TO BE DONE:
Locate and copy each line in the data that contains the word "color".

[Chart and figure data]
◇ ◇ ◇ ◇ ◇

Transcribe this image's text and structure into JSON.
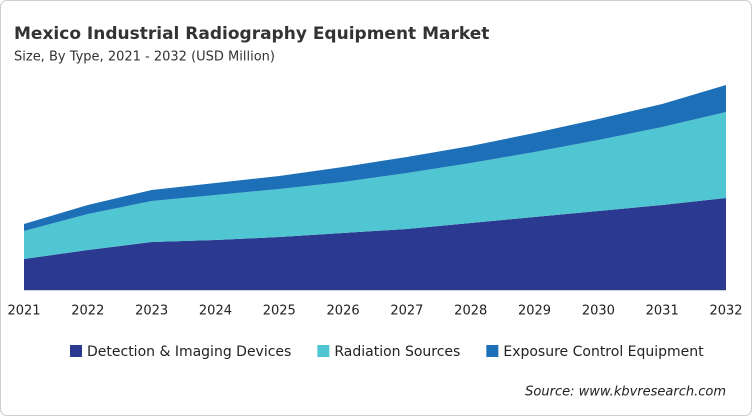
{
  "chart_data": {
    "type": "stacked-area",
    "title": "Mexico Industrial Radiography Equipment Market",
    "subtitle": "Size, By Type, 2021 - 2032 (USD Million)",
    "source": "Source: www.kbvresearch.com",
    "categories": [
      "2021",
      "2022",
      "2023",
      "2024",
      "2025",
      "2026",
      "2027",
      "2028",
      "2029",
      "2030",
      "2031",
      "2032"
    ],
    "series": [
      {
        "name": "Detection & Imaging Devices",
        "color": "#2b3990",
        "values": [
          31,
          40,
          48,
          50,
          53,
          57,
          61,
          67,
          73,
          79,
          85,
          92
        ]
      },
      {
        "name": "Radiation Sources",
        "color": "#4fc6d1",
        "values": [
          28,
          36,
          41,
          45,
          48,
          51,
          56,
          60,
          65,
          71,
          78,
          86
        ]
      },
      {
        "name": "Exposure Control Equipment",
        "color": "#1d70b7",
        "values": [
          7,
          9,
          11,
          12,
          13,
          15,
          16,
          17,
          19,
          21,
          23,
          27
        ]
      }
    ],
    "ylim": [
      0,
      210
    ]
  }
}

◇ ◇ ◇ ◇ ◇

WORKED SOLUTION:
        "color": "#2b3990",
        "color": "#4fc6d1",
        "color": "#1d70b7",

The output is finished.